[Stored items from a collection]
---------------

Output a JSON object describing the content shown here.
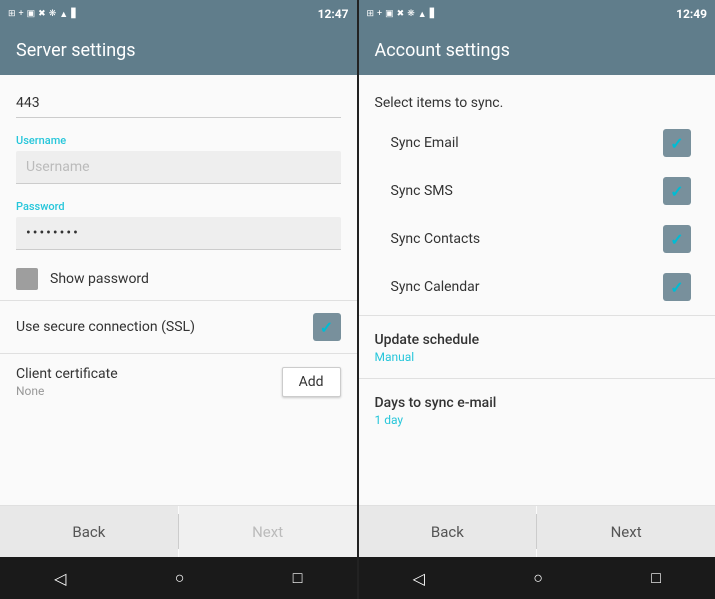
{
  "left_screen": {
    "status": {
      "time": "12:47"
    },
    "title": "Server settings",
    "port_value": "443",
    "username_label": "Username",
    "username_placeholder": "Username",
    "password_label": "Password",
    "password_value": "••••••••",
    "show_password_label": "Show password",
    "ssl_label": "Use secure connection (SSL)",
    "ssl_checked": true,
    "cert_label": "Client certificate",
    "cert_value": "None",
    "add_label": "Add",
    "back_label": "Back",
    "next_label": "Next",
    "next_disabled": true
  },
  "right_screen": {
    "status": {
      "time": "12:49"
    },
    "title": "Account settings",
    "select_label": "Select items to sync.",
    "sync_items": [
      {
        "label": "Sync Email",
        "checked": true
      },
      {
        "label": "Sync SMS",
        "checked": true
      },
      {
        "label": "Sync Contacts",
        "checked": true
      },
      {
        "label": "Sync Calendar",
        "checked": true
      }
    ],
    "update_schedule_label": "Update schedule",
    "update_schedule_value": "Manual",
    "days_to_sync_label": "Days to sync e-mail",
    "days_to_sync_value": "1 day",
    "back_label": "Back",
    "next_label": "Next"
  }
}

---------------

--- Exercise goal ---
Search the data above for the string "settings" and copy each line that has it.

--- Correct response ---
    "title": "Server settings",
    "title": "Account settings",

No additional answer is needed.